Directions for this task
Scan the material below for the string "taky", and copy every line where it shows up.

━━━━━━━━━━━━━━━━

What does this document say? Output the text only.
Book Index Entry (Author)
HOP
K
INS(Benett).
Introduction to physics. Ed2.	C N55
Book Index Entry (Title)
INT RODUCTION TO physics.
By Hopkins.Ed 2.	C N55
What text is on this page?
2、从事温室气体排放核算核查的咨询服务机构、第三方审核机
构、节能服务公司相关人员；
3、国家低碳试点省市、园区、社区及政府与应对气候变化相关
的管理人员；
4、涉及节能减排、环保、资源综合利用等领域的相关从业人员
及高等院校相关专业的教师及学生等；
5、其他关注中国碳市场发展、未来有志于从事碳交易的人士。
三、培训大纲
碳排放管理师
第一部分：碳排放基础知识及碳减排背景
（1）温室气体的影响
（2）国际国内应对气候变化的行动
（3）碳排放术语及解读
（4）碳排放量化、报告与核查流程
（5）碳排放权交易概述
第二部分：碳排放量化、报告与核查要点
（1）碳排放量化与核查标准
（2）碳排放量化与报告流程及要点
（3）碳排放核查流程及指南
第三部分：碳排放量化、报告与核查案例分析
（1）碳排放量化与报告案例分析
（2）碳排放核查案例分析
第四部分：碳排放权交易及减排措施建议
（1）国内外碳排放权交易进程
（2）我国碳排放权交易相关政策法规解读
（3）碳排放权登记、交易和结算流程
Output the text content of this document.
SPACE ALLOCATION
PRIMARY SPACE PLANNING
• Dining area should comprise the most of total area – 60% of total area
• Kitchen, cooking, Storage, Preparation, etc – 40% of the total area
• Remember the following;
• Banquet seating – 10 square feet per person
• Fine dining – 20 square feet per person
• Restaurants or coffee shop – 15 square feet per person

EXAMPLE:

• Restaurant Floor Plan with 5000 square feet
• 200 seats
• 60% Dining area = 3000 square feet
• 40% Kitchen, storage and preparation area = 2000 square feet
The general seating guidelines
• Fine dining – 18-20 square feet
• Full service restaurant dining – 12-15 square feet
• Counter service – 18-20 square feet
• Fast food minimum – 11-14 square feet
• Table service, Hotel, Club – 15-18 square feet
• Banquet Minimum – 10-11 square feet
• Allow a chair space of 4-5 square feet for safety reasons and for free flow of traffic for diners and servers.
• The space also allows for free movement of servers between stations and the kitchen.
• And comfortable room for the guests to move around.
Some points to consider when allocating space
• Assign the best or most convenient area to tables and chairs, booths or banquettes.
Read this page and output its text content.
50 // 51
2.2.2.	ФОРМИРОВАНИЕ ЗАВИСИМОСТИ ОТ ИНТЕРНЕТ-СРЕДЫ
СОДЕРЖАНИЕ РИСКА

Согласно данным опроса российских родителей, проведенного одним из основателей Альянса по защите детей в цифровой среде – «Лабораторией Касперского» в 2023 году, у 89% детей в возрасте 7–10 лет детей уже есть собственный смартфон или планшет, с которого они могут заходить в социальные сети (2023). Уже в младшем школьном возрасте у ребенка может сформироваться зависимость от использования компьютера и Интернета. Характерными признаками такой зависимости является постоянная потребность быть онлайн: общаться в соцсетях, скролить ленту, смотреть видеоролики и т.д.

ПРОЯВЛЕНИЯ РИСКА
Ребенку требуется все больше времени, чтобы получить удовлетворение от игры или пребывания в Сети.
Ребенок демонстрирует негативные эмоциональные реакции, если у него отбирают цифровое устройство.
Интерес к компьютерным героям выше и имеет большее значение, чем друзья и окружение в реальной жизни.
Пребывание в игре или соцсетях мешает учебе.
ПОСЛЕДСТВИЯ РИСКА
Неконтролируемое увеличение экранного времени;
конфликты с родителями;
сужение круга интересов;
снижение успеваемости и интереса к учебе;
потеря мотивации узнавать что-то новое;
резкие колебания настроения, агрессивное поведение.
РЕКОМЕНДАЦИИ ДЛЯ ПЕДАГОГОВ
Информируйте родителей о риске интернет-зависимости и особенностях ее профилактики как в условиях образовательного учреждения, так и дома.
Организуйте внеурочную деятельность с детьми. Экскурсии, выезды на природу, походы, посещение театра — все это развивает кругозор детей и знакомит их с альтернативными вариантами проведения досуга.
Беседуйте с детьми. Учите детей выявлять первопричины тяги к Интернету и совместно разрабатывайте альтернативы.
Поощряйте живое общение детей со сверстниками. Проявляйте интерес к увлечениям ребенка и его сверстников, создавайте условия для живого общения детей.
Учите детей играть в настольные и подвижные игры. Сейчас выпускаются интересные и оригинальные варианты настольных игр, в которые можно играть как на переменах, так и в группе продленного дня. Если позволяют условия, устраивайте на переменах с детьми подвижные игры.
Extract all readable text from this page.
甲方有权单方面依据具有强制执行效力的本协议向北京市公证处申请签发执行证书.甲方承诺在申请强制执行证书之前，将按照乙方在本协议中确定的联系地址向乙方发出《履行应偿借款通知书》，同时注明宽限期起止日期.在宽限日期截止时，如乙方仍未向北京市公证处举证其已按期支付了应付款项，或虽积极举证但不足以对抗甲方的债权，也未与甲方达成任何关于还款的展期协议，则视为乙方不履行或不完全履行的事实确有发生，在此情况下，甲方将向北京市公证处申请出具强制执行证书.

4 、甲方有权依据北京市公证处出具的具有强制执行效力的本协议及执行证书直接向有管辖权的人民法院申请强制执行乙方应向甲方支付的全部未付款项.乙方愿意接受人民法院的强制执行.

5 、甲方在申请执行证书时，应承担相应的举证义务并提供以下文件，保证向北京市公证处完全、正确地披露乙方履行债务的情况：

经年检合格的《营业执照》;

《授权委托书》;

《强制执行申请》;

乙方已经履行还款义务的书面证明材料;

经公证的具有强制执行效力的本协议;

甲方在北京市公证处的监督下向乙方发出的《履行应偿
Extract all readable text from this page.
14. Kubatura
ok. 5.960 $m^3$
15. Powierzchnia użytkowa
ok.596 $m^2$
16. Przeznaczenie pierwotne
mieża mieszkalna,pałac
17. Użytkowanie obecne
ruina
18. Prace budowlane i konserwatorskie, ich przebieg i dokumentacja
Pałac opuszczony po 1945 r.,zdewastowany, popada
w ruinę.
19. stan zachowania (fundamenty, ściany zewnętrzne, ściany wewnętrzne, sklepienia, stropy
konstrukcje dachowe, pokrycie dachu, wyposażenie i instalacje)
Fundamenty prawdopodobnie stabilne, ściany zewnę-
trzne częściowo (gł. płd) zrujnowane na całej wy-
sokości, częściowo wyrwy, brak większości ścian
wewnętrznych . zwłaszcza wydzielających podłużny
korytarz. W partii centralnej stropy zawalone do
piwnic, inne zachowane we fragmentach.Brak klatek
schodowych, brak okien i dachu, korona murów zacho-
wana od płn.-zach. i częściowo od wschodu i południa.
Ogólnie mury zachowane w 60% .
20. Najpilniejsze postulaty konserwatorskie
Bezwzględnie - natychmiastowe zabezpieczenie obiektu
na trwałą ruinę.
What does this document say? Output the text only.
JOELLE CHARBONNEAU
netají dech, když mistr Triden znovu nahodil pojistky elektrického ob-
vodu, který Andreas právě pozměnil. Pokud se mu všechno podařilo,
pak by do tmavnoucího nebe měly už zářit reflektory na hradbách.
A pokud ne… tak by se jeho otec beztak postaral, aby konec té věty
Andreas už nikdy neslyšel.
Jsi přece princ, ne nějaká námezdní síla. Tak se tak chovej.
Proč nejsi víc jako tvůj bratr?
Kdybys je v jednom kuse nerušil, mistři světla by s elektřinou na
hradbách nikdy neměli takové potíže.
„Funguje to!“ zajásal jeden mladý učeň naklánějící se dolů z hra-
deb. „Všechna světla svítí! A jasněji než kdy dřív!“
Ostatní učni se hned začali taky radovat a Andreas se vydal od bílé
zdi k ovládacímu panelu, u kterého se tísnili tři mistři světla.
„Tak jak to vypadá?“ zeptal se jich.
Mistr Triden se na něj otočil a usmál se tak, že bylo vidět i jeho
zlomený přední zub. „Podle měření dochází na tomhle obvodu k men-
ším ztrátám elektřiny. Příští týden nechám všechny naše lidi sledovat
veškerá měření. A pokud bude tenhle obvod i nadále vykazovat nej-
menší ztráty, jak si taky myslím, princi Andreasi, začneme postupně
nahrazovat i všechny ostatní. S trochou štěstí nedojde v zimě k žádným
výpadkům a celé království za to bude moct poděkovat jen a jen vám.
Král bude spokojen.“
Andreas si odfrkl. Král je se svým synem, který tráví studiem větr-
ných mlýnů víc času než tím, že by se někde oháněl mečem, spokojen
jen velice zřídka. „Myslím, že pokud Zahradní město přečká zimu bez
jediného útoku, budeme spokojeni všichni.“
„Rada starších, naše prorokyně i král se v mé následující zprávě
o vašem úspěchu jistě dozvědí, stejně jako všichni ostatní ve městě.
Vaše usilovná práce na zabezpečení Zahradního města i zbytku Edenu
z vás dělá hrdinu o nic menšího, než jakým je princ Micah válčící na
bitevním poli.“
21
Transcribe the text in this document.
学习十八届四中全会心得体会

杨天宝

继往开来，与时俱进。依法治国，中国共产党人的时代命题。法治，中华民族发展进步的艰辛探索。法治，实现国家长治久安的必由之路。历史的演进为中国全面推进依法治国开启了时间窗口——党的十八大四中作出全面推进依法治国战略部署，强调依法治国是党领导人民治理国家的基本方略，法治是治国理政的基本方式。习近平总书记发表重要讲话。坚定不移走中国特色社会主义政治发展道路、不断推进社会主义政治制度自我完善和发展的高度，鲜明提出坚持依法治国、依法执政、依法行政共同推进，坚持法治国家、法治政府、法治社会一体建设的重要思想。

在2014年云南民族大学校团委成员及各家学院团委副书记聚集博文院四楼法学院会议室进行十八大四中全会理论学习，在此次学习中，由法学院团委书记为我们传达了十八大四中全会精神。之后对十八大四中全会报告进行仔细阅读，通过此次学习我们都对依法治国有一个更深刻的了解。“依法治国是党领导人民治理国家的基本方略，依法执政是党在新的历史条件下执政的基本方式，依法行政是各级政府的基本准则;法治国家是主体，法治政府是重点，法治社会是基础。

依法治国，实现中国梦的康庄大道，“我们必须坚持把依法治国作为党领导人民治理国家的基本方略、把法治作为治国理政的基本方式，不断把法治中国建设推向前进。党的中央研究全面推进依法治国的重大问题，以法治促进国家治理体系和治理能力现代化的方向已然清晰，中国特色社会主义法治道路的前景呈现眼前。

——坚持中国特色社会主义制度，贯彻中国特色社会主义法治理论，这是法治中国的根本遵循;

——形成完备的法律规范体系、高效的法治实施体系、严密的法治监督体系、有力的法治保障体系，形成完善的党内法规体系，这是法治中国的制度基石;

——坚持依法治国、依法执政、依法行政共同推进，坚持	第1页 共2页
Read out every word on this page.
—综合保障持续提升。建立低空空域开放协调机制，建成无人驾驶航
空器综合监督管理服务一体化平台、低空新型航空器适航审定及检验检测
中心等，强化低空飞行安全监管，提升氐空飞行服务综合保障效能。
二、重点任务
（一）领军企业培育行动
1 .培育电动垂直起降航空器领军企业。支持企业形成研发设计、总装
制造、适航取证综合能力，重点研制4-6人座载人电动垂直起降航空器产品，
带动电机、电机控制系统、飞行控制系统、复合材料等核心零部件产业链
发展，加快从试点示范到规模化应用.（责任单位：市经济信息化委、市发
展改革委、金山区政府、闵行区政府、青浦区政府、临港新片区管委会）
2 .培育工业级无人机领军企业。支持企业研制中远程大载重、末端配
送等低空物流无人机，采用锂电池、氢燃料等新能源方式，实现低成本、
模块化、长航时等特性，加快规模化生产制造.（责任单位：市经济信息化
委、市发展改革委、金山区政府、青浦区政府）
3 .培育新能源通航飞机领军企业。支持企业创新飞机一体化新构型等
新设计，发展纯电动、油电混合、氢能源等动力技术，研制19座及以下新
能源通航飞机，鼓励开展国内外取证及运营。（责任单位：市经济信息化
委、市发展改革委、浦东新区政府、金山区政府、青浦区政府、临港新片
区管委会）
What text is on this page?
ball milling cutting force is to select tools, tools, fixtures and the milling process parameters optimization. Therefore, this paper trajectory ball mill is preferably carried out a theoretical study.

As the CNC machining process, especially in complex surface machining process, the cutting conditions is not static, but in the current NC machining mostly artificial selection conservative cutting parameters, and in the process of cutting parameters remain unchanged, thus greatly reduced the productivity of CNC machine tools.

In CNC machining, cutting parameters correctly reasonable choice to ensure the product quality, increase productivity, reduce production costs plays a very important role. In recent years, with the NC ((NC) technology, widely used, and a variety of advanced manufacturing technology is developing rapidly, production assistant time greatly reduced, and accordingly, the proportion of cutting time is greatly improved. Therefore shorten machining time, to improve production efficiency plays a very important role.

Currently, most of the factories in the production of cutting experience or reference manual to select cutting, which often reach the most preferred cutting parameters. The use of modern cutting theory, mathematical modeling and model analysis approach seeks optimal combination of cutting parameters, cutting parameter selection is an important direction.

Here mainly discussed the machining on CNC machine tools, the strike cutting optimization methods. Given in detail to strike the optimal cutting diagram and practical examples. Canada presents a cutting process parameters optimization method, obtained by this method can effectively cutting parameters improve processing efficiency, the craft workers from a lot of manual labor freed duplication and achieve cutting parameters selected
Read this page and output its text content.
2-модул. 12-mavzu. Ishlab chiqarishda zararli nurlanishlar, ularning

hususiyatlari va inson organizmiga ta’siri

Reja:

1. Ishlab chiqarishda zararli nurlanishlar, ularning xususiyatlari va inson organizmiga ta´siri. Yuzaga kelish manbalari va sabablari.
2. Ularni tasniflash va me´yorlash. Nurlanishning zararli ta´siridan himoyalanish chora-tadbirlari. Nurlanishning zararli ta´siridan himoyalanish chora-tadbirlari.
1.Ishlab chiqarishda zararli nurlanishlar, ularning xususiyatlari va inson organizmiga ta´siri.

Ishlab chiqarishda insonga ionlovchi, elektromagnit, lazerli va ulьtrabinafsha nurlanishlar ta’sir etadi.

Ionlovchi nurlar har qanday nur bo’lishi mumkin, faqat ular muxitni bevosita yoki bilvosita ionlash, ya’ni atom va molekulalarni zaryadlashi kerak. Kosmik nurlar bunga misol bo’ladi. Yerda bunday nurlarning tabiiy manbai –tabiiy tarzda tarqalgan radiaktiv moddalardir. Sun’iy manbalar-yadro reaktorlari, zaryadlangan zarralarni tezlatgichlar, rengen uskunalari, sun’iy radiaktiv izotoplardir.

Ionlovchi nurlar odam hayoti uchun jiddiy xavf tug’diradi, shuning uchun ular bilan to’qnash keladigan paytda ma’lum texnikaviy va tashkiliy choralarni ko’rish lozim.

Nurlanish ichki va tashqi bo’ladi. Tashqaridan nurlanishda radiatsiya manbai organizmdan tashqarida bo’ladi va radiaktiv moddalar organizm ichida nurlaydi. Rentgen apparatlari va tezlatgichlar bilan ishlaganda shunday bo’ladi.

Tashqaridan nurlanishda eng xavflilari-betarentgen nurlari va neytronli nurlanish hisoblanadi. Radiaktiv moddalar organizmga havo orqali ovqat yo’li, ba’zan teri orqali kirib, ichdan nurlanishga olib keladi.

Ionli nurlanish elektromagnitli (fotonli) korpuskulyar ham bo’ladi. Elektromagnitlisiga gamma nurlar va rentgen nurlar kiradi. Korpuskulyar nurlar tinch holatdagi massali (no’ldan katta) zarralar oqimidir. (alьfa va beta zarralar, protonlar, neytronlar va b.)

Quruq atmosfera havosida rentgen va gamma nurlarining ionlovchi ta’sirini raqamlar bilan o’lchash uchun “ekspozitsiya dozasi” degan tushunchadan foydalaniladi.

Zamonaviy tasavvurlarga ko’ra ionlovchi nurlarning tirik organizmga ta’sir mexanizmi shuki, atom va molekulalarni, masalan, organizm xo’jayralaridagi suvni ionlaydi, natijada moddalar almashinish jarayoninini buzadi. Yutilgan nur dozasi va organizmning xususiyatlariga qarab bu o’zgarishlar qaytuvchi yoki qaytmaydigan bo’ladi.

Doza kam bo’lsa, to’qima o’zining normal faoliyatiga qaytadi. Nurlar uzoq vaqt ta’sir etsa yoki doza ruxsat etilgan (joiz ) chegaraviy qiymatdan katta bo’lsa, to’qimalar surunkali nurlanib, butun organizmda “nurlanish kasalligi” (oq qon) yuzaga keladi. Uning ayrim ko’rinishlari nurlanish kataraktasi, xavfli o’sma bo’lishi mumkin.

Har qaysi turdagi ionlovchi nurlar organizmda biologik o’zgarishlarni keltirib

━━━━━━━━━━━━━━━━

The completed task
Ostatní učni se hned začali taky radovat a Andreas se vydal od bílé
menší ztráty, jak si taky myslím, princi Andreasi, začneme postupně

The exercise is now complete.